*取り組む課題*:
旋盤用特殊爪の紹介文を、最後の文に続けて書き進めてください。

社長ブログ

6月 5th, 2013

6月 05 2013

旋盤用特殊爪です

爪

本日納入させて頂きました、NC旋盤用12インチ特殊爪です。

 

多くの旋盤用特殊爪・特殊生爪を設計・製作させて頂いております。

 

もちろん裏側のセレーション加工済みです。

 

薄物の歪み防止対策の為に幅広設計となっており、ワーク図面を頂き専用設計・製作をさせて頂きました。

 

納入後、客先にてチャックに取り付け後セルフカットして、ご使用頂きます。

 

溶接して製作した爪をご使用のユーザーさんもみえますが、溶接は表面上くっついているだけですので、一体物と比べて剛性はかなり低下します。

 

よって重切削が不可能で加工条件落として加工する場合も出てきます。

 

これでは、せっかくの工具・機械の性能がフルに発揮出来ません。

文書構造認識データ

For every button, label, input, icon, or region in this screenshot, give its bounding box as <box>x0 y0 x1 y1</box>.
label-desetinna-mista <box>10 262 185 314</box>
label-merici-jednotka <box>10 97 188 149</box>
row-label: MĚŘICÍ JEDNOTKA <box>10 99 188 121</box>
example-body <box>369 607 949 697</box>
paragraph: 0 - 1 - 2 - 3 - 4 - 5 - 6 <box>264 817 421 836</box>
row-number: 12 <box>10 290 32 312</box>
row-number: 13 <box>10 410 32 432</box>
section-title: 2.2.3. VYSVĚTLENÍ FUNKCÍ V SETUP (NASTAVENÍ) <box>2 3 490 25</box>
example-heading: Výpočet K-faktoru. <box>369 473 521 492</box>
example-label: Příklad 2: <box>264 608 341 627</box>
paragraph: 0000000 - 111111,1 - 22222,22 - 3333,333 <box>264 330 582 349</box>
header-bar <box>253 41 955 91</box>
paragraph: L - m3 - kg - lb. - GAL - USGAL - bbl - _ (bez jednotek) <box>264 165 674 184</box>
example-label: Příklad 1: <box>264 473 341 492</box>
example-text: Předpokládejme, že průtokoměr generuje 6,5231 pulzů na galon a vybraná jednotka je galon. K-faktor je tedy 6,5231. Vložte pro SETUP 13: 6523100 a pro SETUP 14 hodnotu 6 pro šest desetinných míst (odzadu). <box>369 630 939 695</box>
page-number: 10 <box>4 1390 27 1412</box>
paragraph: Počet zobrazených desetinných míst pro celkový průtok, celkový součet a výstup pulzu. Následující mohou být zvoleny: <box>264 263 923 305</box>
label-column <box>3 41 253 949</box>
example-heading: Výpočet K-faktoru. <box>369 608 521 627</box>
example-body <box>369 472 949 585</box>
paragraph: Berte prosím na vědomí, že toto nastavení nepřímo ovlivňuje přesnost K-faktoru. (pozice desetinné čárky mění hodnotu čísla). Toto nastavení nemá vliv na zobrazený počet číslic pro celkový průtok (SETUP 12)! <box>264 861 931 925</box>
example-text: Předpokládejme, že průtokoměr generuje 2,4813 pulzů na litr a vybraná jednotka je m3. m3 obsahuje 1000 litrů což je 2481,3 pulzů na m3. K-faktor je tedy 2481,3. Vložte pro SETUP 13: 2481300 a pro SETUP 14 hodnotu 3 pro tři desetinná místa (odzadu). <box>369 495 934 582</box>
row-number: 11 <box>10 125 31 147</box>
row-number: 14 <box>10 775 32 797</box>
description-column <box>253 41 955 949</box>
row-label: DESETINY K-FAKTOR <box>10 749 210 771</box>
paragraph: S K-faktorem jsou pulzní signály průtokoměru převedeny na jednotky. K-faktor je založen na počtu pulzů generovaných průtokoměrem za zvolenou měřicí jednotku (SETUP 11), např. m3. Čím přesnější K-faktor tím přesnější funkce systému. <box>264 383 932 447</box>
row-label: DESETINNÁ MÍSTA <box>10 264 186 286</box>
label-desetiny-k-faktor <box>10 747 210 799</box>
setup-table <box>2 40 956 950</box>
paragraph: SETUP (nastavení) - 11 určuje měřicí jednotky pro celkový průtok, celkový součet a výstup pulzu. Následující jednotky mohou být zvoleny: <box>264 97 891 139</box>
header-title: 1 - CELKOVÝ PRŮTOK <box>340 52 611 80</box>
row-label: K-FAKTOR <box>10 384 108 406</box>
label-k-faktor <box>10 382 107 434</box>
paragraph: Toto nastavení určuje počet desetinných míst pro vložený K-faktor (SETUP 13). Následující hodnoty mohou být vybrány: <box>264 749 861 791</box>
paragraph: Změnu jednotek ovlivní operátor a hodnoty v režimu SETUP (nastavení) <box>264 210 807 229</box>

*課題への回答*:
また、溶接の面積が大きい物はセレーション部分に歪みが発生してしまいますので、チャックとの取り付きが悪くなり、製品の品質に悪影響が出てしまう可能性もありますし、加工中の負荷で溶接部にクラックが入ってしまい、少しずつ芯ズレが発生し、気がついた時には不良の山だったなんて事もあります。

 

そして、溶接爪でありがちなのが、図面も無く適当に現物合わせで作ってしまう事。

 

CADで検証して設計された物と比べて必要以上に爪の重量が重くなり、加工中に遠心力が働き把握力が落ちてワークが動いてしまう物や、爪の破損時に予備が無くラインストップになってしまう事があります。

 

また図面も無く爪が製作された場合、次回製作し直した物が以前の物とは違ってしまい、切削条件の変更をしなければ同じ品質の物が製作出来ないという問題が起ってしまう場合があります。

 

ここで品質の変化に気がつけば良いのですが、気がつかなかった場合は大変な事になってしまいます。

 

旋盤加工では爪の性能でコスト・品質が決まってしまうと言っても過言ではありません。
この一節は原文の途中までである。